- [Set problem]: Without including any images, repeat the data exactly.

- [Information provided]:
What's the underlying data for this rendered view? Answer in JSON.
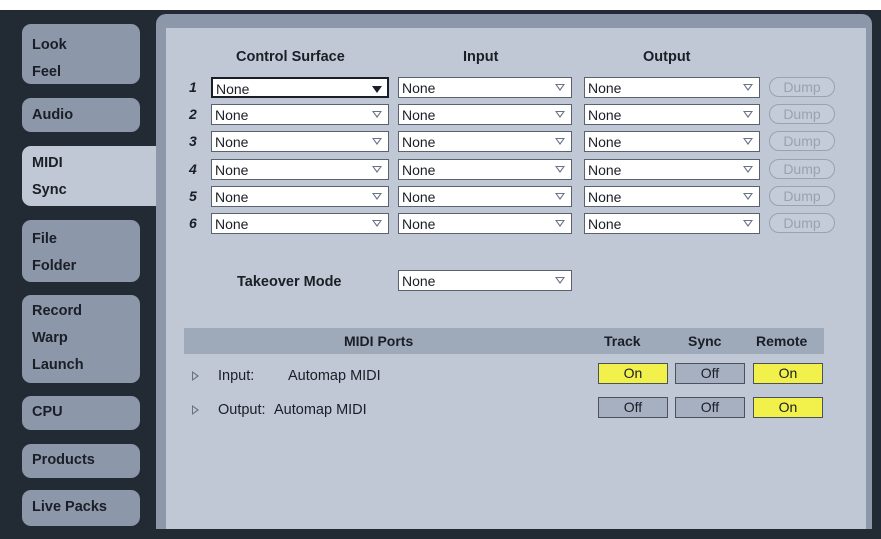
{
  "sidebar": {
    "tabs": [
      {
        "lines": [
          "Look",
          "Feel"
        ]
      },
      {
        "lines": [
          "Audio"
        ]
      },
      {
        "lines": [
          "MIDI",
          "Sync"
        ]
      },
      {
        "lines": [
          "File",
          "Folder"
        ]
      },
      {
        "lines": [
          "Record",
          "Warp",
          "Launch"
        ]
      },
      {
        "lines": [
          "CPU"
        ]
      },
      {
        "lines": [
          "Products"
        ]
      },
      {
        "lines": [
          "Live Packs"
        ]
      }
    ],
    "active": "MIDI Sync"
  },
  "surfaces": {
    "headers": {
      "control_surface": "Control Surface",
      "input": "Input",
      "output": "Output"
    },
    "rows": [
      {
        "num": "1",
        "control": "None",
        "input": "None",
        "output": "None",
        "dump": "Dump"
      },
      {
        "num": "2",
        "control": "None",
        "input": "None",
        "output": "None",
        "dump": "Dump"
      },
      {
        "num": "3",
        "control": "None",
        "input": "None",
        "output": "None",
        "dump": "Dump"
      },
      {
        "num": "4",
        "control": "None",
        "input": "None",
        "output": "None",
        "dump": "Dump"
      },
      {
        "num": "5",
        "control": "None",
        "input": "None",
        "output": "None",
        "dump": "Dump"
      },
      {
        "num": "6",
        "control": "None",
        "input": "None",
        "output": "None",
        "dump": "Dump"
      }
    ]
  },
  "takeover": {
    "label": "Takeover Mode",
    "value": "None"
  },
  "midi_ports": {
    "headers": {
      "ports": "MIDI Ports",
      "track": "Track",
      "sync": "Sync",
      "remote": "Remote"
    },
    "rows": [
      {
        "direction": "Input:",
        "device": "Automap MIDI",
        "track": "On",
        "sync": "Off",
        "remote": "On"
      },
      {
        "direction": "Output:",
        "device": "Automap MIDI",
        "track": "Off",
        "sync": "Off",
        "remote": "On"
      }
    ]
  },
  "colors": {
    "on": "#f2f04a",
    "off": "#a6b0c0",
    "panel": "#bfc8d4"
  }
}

- [Response]:
What's the underlying data for this rendered view? Answer in JSON.
{
  "sidebar": {
    "tabs": [
      {
        "lines": [
          "Look",
          "Feel"
        ]
      },
      {
        "lines": [
          "Audio"
        ]
      },
      {
        "lines": [
          "MIDI",
          "Sync"
        ]
      },
      {
        "lines": [
          "File",
          "Folder"
        ]
      },
      {
        "lines": [
          "Record",
          "Warp",
          "Launch"
        ]
      },
      {
        "lines": [
          "CPU"
        ]
      },
      {
        "lines": [
          "Products"
        ]
      },
      {
        "lines": [
          "Live Packs"
        ]
      }
    ],
    "active": "MIDI Sync"
  },
  "surfaces": {
    "headers": {
      "control_surface": "Control Surface",
      "input": "Input",
      "output": "Output"
    },
    "rows": [
      {
        "num": "1",
        "control": "None",
        "input": "None",
        "output": "None",
        "dump": "Dump"
      },
      {
        "num": "2",
        "control": "None",
        "input": "None",
        "output": "None",
        "dump": "Dump"
      },
      {
        "num": "3",
        "control": "None",
        "input": "None",
        "output": "None",
        "dump": "Dump"
      },
      {
        "num": "4",
        "control": "None",
        "input": "None",
        "output": "None",
        "dump": "Dump"
      },
      {
        "num": "5",
        "control": "None",
        "input": "None",
        "output": "None",
        "dump": "Dump"
      },
      {
        "num": "6",
        "control": "None",
        "input": "None",
        "output": "None",
        "dump": "Dump"
      }
    ]
  },
  "takeover": {
    "label": "Takeover Mode",
    "value": "None"
  },
  "midi_ports": {
    "headers": {
      "ports": "MIDI Ports",
      "track": "Track",
      "sync": "Sync",
      "remote": "Remote"
    },
    "rows": [
      {
        "direction": "Input:",
        "device": "Automap MIDI",
        "track": "On",
        "sync": "Off",
        "remote": "On"
      },
      {
        "direction": "Output:",
        "device": "Automap MIDI",
        "track": "Off",
        "sync": "Off",
        "remote": "On"
      }
    ]
  },
  "colors": {
    "on": "#f2f04a",
    "off": "#a6b0c0",
    "panel": "#bfc8d4"
  }
}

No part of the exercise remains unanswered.